*Exercise task:* Repeat the whole listing below, word for word.

Dataset rows
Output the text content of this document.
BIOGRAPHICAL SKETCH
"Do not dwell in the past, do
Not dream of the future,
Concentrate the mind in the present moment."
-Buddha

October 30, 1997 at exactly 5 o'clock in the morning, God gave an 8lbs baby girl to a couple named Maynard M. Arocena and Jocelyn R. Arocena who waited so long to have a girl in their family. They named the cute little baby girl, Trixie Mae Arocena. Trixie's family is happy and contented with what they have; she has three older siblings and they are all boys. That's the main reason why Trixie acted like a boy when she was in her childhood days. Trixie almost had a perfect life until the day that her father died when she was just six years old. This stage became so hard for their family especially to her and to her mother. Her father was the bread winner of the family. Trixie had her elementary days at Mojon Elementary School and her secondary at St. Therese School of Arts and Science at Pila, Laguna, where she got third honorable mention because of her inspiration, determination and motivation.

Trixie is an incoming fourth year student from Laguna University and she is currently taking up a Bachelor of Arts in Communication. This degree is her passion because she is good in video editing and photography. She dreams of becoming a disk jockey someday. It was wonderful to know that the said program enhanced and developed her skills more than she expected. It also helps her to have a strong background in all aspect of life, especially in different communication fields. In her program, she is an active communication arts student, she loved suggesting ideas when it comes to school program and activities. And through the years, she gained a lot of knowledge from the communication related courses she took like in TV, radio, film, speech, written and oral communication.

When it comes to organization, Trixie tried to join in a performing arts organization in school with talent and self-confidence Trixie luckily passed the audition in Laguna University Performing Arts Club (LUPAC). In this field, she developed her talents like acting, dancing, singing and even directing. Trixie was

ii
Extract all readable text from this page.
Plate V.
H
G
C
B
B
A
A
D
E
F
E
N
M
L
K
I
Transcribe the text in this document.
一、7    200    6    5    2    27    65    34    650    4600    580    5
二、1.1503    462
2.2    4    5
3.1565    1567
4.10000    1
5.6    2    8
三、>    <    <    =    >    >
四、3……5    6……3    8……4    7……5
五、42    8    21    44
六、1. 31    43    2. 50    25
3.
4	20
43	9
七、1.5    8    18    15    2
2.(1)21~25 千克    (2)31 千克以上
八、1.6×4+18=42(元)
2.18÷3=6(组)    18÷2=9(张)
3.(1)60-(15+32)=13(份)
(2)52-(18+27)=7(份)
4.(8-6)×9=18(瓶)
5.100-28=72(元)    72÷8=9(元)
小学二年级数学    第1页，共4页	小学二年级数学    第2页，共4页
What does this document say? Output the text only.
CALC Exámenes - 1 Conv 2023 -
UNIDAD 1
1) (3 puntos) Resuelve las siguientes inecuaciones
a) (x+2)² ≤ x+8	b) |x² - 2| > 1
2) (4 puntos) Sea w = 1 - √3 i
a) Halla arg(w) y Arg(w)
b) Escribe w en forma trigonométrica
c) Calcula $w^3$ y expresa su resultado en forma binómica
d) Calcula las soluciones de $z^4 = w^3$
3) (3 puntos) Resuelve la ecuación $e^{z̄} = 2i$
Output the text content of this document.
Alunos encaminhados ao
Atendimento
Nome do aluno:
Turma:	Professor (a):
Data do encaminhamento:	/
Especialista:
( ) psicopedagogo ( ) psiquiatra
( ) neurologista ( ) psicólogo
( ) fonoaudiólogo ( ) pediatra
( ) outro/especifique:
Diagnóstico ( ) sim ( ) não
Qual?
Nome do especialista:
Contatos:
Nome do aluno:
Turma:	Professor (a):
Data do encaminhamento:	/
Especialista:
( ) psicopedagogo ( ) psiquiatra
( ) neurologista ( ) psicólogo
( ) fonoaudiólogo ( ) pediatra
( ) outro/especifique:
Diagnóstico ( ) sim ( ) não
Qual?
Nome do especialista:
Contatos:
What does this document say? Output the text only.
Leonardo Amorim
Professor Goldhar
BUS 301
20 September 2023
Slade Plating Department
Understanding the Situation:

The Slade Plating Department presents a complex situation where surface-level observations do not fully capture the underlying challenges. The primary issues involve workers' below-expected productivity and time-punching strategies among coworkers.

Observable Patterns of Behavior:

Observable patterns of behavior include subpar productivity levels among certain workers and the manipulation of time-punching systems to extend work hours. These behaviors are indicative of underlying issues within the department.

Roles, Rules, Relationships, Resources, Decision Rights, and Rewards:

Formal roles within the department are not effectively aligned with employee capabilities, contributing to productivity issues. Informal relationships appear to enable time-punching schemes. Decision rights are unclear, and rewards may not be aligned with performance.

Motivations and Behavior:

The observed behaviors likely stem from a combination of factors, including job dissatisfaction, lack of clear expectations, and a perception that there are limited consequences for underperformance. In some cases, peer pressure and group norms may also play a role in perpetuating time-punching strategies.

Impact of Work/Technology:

*Task result:*
Output the text content of this document.
BIOGRAPHICAL SKETCH
"Do not dwell in the past, do
Not dream of the future,
Concentrate the mind in the present moment."
-Buddha

October 30, 1997 at exactly 5 o'clock in the morning, God gave an 8lbs baby girl to a couple named Maynard M. Arocena and Jocelyn R. Arocena who waited so long to have a girl in their family. They named the cute little baby girl, Trixie Mae Arocena. Trixie's family is happy and contented with what they have; she has three older siblings and they are all boys. That's the main reason why Trixie acted like a boy when she was in her childhood days. Trixie almost had a perfect life until the day that her father died when she was just six years old. This stage became so hard for their family especially to her and to her mother. Her father was the bread winner of the family. Trixie had her elementary days at Mojon Elementary School and her secondary at St. Therese School of Arts and Science at Pila, Laguna, where she got third honorable mention because of her inspiration, determination and motivation.

Trixie is an incoming fourth year student from Laguna University and she is currently taking up a Bachelor of Arts in Communication. This degree is her passion because she is good in video editing and photography. She dreams of becoming a disk jockey someday. It was wonderful to know that the said program enhanced and developed her skills more than she expected. It also helps her to have a strong background in all aspect of life, especially in different communication fields. In her program, she is an active communication arts student, she loved suggesting ideas when it comes to school program and activities. And through the years, she gained a lot of knowledge from the communication related courses she took like in TV, radio, film, speech, written and oral communication.

When it comes to organization, Trixie tried to join in a performing arts organization in school with talent and self-confidence Trixie luckily passed the audition in Laguna University Performing Arts Club (LUPAC). In this field, she developed her talents like acting, dancing, singing and even directing. Trixie was

ii
Extract all readable text from this page.
Plate V.
H
G
C
B
B
A
A
D
E
F
E
N
M
L
K
I
Transcribe the text in this document.
一、7    200    6    5    2    27    65    34    650    4600    580    5
二、1.1503    462
2.2    4    5
3.1565    1567
4.10000    1
5.6    2    8
三、>    <    <    =    >    >
四、3……5    6……3    8……4    7……5
五、42    8    21    44
六、1. 31    43    2. 50    25
3.
4	20
43	9
七、1.5    8    18    15    2
2.(1)21~25 千克    (2)31 千克以上
八、1.6×4+18=42(元)
2.18÷3=6(组)    18÷2=9(张)
3.(1)60-(15+32)=13(份)
(2)52-(18+27)=7(份)
4.(8-6)×9=18(瓶)
5.100-28=72(元)    72÷8=9(元)
小学二年级数学    第1页，共4页	小学二年级数学    第2页，共4页
What does this document say? Output the text only.
CALC Exámenes - 1 Conv 2023 -
UNIDAD 1
1) (3 puntos) Resuelve las siguientes inecuaciones
a) (x+2)² ≤ x+8	b) |x² - 2| > 1
2) (4 puntos) Sea w = 1 - √3 i
a) Halla arg(w) y Arg(w)
b) Escribe w en forma trigonométrica
c) Calcula $w^3$ y expresa su resultado en forma binómica
d) Calcula las soluciones de $z^4 = w^3$
3) (3 puntos) Resuelve la ecuación $e^{z̄} = 2i$
Output the text content of this document.
Alunos encaminhados ao
Atendimento
Nome do aluno:
Turma:	Professor (a):
Data do encaminhamento:	/
Especialista:
( ) psicopedagogo ( ) psiquiatra
( ) neurologista ( ) psicólogo
( ) fonoaudiólogo ( ) pediatra
( ) outro/especifique:
Diagnóstico ( ) sim ( ) não
Qual?
Nome do especialista:
Contatos:
Nome do aluno:
Turma:	Professor (a):
Data do encaminhamento:	/
Especialista:
( ) psicopedagogo ( ) psiquiatra
( ) neurologista ( ) psicólogo
( ) fonoaudiólogo ( ) pediatra
( ) outro/especifique:
Diagnóstico ( ) sim ( ) não
Qual?
Nome do especialista:
Contatos:
What does this document say? Output the text only.
Leonardo Amorim
Professor Goldhar
BUS 301
20 September 2023
Slade Plating Department
Understanding the Situation:

The Slade Plating Department presents a complex situation where surface-level observations do not fully capture the underlying challenges. The primary issues involve workers' below-expected productivity and time-punching strategies among coworkers.

Observable Patterns of Behavior:

Observable patterns of behavior include subpar productivity levels among certain workers and the manipulation of time-punching systems to extend work hours. These behaviors are indicative of underlying issues within the department.

Roles, Rules, Relationships, Resources, Decision Rights, and Rewards:

Formal roles within the department are not effectively aligned with employee capabilities, contributing to productivity issues. Informal relationships appear to enable time-punching schemes. Decision rights are unclear, and rewards may not be aligned with performance.

Motivations and Behavior:

The observed behaviors likely stem from a combination of factors, including job dissatisfaction, lack of clear expectations, and a perception that there are limited consequences for underperformance. In some cases, peer pressure and group norms may also play a role in perpetuating time-punching strategies.

Impact of Work/Technology:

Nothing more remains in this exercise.